EXERCISE DIRECTIONS -> Reproduce the rows verbatim, beginning at the line that contains "Element localization: list" and ending after the line that contains "y2-tick-label: 2200 <box>538 75 564 90</box>". Leave the pictures out of your answer.

# START OF EXERCISE MATERIAL

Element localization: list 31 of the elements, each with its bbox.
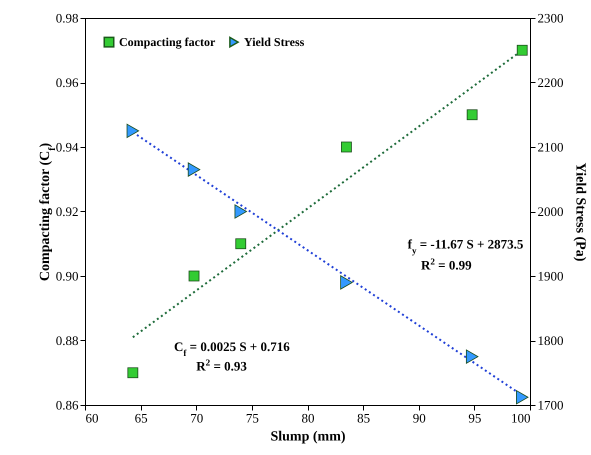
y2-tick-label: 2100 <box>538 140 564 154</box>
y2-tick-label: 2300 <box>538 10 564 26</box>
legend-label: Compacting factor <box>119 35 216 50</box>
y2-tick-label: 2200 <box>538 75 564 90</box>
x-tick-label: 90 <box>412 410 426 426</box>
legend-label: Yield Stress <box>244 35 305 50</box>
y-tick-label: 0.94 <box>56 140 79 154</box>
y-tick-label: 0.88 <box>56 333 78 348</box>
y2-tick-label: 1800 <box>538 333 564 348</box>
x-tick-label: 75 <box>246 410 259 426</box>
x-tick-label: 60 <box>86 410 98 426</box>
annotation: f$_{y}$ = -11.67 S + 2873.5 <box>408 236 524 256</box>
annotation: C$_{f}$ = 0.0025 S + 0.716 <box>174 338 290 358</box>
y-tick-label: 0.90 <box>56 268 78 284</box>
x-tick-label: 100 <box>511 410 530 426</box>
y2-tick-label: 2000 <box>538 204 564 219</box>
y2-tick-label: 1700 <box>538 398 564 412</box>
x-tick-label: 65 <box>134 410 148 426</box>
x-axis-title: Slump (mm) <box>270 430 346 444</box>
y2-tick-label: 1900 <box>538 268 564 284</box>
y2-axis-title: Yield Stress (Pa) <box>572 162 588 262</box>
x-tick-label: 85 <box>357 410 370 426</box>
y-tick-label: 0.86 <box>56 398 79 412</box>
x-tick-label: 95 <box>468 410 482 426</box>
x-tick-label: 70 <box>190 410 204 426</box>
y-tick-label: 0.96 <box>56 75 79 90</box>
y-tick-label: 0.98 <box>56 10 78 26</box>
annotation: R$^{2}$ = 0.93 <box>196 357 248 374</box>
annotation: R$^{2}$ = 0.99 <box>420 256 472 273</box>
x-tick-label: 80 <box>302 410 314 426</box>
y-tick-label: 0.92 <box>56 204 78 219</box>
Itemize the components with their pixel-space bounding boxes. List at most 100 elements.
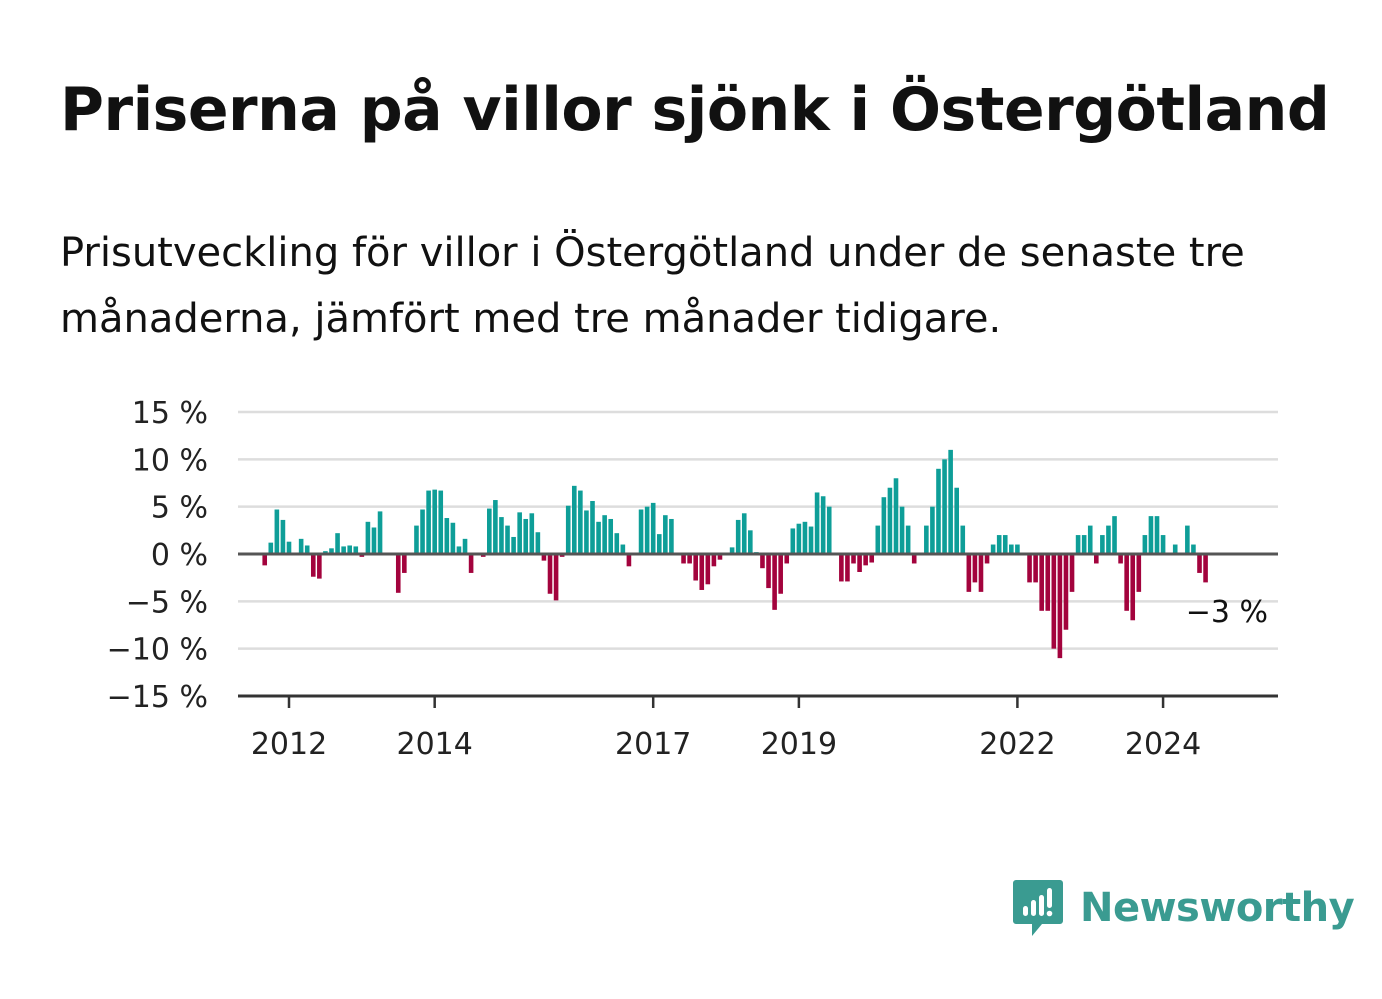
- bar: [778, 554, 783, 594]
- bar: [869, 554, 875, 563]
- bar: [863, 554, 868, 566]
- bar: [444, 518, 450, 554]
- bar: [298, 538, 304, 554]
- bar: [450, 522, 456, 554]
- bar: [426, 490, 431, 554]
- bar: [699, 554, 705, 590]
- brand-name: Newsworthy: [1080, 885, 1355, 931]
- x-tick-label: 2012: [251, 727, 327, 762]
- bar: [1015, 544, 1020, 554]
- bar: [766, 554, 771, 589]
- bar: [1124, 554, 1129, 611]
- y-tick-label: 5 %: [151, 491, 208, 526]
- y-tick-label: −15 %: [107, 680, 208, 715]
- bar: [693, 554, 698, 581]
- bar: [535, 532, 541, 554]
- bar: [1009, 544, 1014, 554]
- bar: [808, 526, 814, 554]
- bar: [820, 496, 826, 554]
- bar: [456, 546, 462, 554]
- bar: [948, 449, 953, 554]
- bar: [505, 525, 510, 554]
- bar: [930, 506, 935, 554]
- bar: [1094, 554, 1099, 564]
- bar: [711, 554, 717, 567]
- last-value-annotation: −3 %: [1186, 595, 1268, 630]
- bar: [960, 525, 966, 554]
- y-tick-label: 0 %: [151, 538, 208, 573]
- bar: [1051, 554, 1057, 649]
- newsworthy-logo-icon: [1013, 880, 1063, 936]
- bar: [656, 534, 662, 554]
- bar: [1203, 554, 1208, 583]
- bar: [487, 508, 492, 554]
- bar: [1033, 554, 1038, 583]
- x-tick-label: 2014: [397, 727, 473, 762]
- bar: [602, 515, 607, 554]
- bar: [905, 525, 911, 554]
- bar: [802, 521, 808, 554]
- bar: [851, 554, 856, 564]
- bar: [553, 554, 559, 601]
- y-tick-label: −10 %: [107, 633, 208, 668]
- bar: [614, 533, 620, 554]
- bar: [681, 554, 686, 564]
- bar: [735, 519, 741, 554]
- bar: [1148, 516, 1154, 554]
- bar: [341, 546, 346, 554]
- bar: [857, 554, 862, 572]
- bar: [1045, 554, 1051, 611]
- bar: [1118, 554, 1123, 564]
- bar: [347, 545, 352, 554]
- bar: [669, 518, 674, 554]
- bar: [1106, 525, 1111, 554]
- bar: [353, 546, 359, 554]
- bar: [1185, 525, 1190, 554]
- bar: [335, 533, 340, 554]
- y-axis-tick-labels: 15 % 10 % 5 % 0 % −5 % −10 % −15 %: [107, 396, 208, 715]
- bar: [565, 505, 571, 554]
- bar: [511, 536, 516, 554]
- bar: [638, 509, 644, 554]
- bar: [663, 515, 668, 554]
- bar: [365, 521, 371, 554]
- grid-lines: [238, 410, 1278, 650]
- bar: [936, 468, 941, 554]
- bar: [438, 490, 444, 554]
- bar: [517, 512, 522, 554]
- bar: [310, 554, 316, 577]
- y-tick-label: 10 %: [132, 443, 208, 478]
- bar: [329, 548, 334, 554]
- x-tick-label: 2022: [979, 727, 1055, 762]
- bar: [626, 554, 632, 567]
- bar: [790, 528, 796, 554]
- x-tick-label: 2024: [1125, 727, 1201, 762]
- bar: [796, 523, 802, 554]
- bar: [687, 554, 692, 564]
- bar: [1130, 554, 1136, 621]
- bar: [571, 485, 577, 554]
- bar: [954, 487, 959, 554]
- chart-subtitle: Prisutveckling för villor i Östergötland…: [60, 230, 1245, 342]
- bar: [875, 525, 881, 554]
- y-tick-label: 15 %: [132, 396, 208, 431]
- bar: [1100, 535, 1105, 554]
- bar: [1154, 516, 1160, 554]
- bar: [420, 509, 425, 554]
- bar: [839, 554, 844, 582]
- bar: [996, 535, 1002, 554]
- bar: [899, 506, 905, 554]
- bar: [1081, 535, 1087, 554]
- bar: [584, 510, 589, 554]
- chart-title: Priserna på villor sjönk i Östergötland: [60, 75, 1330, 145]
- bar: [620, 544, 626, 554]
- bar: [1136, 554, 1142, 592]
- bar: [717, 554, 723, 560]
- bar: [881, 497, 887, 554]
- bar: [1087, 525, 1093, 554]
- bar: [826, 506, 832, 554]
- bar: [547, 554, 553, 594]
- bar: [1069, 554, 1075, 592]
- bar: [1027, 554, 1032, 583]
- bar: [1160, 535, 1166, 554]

# END OF EXERCISE MATERIAL
# START OF EXERCISE MATERIAL

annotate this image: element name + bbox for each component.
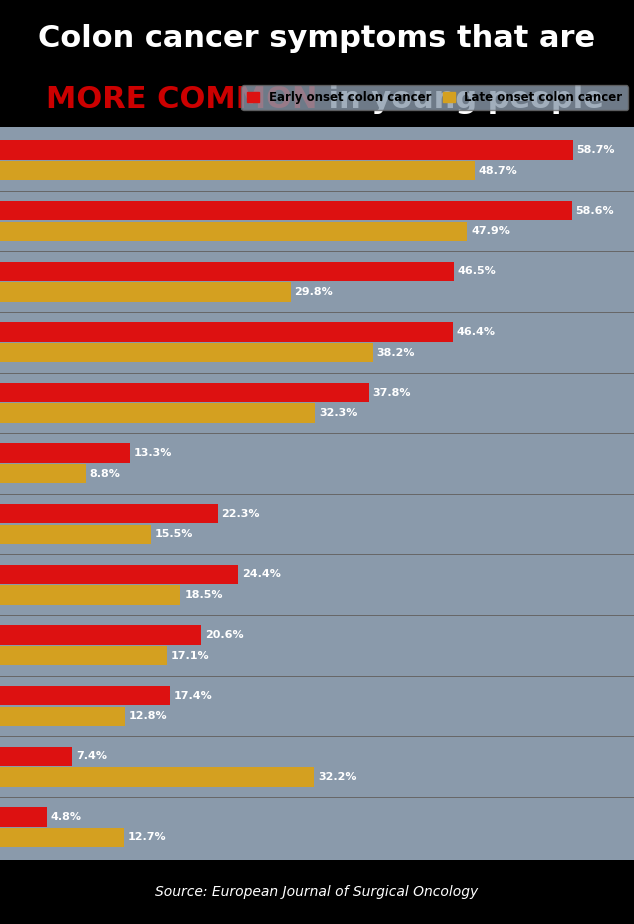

# END OF EXERCISE MATERIAL
# START OF EXERCISE MATERIAL

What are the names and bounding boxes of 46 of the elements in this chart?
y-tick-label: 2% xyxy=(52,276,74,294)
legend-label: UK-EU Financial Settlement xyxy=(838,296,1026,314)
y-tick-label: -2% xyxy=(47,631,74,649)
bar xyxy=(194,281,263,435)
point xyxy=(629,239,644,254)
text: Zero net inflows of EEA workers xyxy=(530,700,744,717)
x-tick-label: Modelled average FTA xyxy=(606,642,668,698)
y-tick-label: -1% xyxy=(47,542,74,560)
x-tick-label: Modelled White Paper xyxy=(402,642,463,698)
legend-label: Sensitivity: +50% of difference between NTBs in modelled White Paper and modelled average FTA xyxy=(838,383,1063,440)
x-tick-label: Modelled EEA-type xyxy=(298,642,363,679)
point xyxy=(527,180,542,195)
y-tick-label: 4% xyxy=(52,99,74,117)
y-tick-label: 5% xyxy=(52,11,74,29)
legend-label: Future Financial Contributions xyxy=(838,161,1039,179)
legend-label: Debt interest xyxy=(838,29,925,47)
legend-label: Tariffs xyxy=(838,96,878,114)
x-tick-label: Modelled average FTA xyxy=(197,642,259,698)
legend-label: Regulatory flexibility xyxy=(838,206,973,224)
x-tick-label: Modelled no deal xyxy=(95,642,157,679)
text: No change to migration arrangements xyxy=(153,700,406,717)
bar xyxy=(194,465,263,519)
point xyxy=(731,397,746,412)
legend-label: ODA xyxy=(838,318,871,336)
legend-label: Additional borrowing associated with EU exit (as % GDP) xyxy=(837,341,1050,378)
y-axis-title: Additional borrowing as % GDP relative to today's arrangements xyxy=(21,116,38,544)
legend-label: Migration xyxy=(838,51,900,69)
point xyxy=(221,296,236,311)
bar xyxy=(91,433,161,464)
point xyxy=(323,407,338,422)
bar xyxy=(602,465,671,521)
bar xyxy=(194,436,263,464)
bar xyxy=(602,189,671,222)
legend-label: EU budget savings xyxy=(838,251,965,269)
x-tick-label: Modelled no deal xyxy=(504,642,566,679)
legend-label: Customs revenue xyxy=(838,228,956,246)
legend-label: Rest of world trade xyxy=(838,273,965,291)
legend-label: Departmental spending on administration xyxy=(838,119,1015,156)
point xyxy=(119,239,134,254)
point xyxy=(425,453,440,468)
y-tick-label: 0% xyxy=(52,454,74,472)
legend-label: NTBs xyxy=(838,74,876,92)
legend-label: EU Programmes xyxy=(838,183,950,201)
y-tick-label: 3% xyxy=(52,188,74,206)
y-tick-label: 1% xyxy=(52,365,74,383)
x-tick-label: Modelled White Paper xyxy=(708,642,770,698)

# END OF EXERCISE MATERIAL

OUTPUT FOR THIS TASK ->
Element localization: list 31 of the elements, each with its bbox.
y2-tick-label: 2100 <box>538 140 564 154</box>
y2-tick-label: 2300 <box>538 10 564 26</box>
legend-label: Compacting factor <box>119 35 216 50</box>
y2-tick-label: 2200 <box>538 75 564 90</box>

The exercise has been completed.